---- EXTRACTED RECORDS
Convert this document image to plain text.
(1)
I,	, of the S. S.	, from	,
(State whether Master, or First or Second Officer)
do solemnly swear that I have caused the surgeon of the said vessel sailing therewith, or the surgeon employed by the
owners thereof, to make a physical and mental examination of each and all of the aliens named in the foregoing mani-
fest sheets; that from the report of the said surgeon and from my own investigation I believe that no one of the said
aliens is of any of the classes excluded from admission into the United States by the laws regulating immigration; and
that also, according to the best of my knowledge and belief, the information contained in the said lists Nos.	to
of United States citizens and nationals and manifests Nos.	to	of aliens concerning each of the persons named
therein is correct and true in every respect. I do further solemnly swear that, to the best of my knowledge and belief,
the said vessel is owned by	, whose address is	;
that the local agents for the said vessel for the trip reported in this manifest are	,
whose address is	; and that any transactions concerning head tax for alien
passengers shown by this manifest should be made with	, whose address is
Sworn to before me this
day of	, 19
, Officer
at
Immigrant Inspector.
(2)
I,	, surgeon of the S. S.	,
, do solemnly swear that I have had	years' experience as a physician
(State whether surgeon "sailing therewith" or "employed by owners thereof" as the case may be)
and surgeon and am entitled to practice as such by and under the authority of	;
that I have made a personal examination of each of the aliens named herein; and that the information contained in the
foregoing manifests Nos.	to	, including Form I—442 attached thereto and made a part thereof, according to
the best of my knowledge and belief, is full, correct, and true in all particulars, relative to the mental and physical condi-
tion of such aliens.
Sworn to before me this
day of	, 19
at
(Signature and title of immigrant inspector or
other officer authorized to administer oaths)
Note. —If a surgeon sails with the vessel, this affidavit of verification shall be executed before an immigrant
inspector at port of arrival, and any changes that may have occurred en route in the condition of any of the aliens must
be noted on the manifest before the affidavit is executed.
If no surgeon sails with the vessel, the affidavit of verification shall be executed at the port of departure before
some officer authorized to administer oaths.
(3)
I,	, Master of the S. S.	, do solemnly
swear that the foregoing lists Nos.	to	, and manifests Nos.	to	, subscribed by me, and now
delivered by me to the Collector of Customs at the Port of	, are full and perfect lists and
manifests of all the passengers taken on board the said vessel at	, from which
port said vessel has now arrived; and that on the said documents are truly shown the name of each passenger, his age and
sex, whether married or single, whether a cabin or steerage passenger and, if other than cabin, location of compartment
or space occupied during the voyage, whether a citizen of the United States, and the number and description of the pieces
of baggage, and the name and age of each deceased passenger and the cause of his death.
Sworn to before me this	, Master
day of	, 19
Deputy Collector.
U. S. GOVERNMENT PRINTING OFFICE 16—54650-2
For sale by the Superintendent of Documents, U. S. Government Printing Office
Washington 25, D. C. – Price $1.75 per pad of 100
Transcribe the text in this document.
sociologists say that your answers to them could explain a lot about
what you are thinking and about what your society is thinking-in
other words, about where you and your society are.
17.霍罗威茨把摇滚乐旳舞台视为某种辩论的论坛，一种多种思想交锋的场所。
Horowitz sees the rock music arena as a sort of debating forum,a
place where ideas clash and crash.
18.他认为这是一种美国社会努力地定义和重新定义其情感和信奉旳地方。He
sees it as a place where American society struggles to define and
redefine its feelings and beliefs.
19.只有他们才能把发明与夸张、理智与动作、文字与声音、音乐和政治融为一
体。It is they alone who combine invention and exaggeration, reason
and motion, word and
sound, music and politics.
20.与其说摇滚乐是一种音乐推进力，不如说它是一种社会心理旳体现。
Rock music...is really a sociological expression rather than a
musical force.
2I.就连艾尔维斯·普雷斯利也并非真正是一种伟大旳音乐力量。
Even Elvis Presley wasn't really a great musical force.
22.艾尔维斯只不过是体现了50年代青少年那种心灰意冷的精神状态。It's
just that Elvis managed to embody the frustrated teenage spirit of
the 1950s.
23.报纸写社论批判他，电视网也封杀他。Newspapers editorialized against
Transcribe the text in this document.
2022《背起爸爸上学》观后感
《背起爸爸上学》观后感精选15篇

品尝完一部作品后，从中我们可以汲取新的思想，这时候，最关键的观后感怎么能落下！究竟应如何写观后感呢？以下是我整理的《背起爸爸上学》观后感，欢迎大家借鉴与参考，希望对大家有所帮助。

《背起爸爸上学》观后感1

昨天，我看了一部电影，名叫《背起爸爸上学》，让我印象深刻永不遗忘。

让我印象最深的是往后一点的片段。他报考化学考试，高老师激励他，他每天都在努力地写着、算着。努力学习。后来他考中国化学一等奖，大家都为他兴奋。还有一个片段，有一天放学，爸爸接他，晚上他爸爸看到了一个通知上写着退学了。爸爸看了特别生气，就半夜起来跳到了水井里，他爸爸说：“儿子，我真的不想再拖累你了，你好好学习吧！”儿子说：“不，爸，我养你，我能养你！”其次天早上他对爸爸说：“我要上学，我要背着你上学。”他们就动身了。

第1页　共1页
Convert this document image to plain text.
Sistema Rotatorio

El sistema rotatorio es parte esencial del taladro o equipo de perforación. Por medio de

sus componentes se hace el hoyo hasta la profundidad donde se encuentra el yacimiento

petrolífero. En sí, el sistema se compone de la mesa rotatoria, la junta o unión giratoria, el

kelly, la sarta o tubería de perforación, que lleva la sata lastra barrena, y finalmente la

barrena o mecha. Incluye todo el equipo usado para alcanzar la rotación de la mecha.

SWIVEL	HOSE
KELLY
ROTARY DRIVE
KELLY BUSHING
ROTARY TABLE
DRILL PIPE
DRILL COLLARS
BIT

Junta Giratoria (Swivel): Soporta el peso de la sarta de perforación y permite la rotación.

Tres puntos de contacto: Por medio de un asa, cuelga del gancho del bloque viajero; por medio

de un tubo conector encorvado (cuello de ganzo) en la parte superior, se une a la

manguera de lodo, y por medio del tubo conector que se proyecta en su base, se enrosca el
--------
Retype the data exactly as given.

**ANSWER TO THE TASK:**
Convert this document image to plain text.
(1)
I,	, of the S. S.	, from	,
(State whether Master, or First or Second Officer)
do solemnly swear that I have caused the surgeon of the said vessel sailing therewith, or the surgeon employed by the
owners thereof, to make a physical and mental examination of each and all of the aliens named in the foregoing mani-
fest sheets; that from the report of the said surgeon and from my own investigation I believe that no one of the said
aliens is of any of the classes excluded from admission into the United States by the laws regulating immigration; and
that also, according to the best of my knowledge and belief, the information contained in the said lists Nos.	to
of United States citizens and nationals and manifests Nos.	to	of aliens concerning each of the persons named
therein is correct and true in every respect. I do further solemnly swear that, to the best of my knowledge and belief,
the said vessel is owned by	, whose address is	;
that the local agents for the said vessel for the trip reported in this manifest are	,
whose address is	; and that any transactions concerning head tax for alien
passengers shown by this manifest should be made with	, whose address is
Sworn to before me this
day of	, 19
, Officer
at
Immigrant Inspector.
(2)
I,	, surgeon of the S. S.	,
, do solemnly swear that I have had	years' experience as a physician
(State whether surgeon "sailing therewith" or "employed by owners thereof" as the case may be)
and surgeon and am entitled to practice as such by and under the authority of	;
that I have made a personal examination of each of the aliens named herein; and that the information contained in the
foregoing manifests Nos.	to	, including Form I—442 attached thereto and made a part thereof, according to
the best of my knowledge and belief, is full, correct, and true in all particulars, relative to the mental and physical condi-
tion of such aliens.
Sworn to before me this
day of	, 19
at
(Signature and title of immigrant inspector or
other officer authorized to administer oaths)
Note. —If a surgeon sails with the vessel, this affidavit of verification shall be executed before an immigrant
inspector at port of arrival, and any changes that may have occurred en route in the condition of any of the aliens must
be noted on the manifest before the affidavit is executed.
If no surgeon sails with the vessel, the affidavit of verification shall be executed at the port of departure before
some officer authorized to administer oaths.
(3)
I,	, Master of the S. S.	, do solemnly
swear that the foregoing lists Nos.	to	, and manifests Nos.	to	, subscribed by me, and now
delivered by me to the Collector of Customs at the Port of	, are full and perfect lists and
manifests of all the passengers taken on board the said vessel at	, from which
port said vessel has now arrived; and that on the said documents are truly shown the name of each passenger, his age and
sex, whether married or single, whether a cabin or steerage passenger and, if other than cabin, location of compartment
or space occupied during the voyage, whether a citizen of the United States, and the number and description of the pieces
of baggage, and the name and age of each deceased passenger and the cause of his death.
Sworn to before me this	, Master
day of	, 19
Deputy Collector.
U. S. GOVERNMENT PRINTING OFFICE 16—54650-2
For sale by the Superintendent of Documents, U. S. Government Printing Office
Washington 25, D. C. – Price $1.75 per pad of 100
Transcribe the text in this document.
sociologists say that your answers to them could explain a lot about
what you are thinking and about what your society is thinking-in
other words, about where you and your society are.
17.霍罗威茨把摇滚乐旳舞台视为某种辩论的论坛，一种多种思想交锋的场所。
Horowitz sees the rock music arena as a sort of debating forum,a
place where ideas clash and crash.
18.他认为这是一种美国社会努力地定义和重新定义其情感和信奉旳地方。He
sees it as a place where American society struggles to define and
redefine its feelings and beliefs.
19.只有他们才能把发明与夸张、理智与动作、文字与声音、音乐和政治融为一
体。It is they alone who combine invention and exaggeration, reason
and motion, word and
sound, music and politics.
20.与其说摇滚乐是一种音乐推进力，不如说它是一种社会心理旳体现。
Rock music...is really a sociological expression rather than a
musical force.
2I.就连艾尔维斯·普雷斯利也并非真正是一种伟大旳音乐力量。
Even Elvis Presley wasn't really a great musical force.
22.艾尔维斯只不过是体现了50年代青少年那种心灰意冷的精神状态。It's
just that Elvis managed to embody the frustrated teenage spirit of
the 1950s.
23.报纸写社论批判他，电视网也封杀他。Newspapers editorialized against
Transcribe the text in this document.
2022《背起爸爸上学》观后感
《背起爸爸上学》观后感精选15篇

品尝完一部作品后，从中我们可以汲取新的思想，这时候，最关键的观后感怎么能落下！究竟应如何写观后感呢？以下是我整理的《背起爸爸上学》观后感，欢迎大家借鉴与参考，希望对大家有所帮助。

《背起爸爸上学》观后感1

昨天，我看了一部电影，名叫《背起爸爸上学》，让我印象深刻永不遗忘。

让我印象最深的是往后一点的片段。他报考化学考试，高老师激励他，他每天都在努力地写着、算着。努力学习。后来他考中国化学一等奖，大家都为他兴奋。还有一个片段，有一天放学，爸爸接他，晚上他爸爸看到了一个通知上写着退学了。爸爸看了特别生气，就半夜起来跳到了水井里，他爸爸说：“儿子，我真的不想再拖累你了，你好好学习吧！”儿子说：“不，爸，我养你，我能养你！”其次天早上他对爸爸说：“我要上学，我要背着你上学。”他们就动身了。

第1页　共1页
Convert this document image to plain text.
Sistema Rotatorio

El sistema rotatorio es parte esencial del taladro o equipo de perforación. Por medio de

sus componentes se hace el hoyo hasta la profundidad donde se encuentra el yacimiento

petrolífero. En sí, el sistema se compone de la mesa rotatoria, la junta o unión giratoria, el

kelly, la sarta o tubería de perforación, que lleva la sata lastra barrena, y finalmente la

barrena o mecha. Incluye todo el equipo usado para alcanzar la rotación de la mecha.

SWIVEL	HOSE
KELLY
ROTARY DRIVE
KELLY BUSHING
ROTARY TABLE
DRILL PIPE
DRILL COLLARS
BIT

Junta Giratoria (Swivel): Soporta el peso de la sarta de perforación y permite la rotación.

Tres puntos de contacto: Por medio de un asa, cuelga del gancho del bloque viajero; por medio

de un tubo conector encorvado (cuello de ganzo) en la parte superior, se une a la

manguera de lodo, y por medio del tubo conector que se proyecta en su base, se enrosca el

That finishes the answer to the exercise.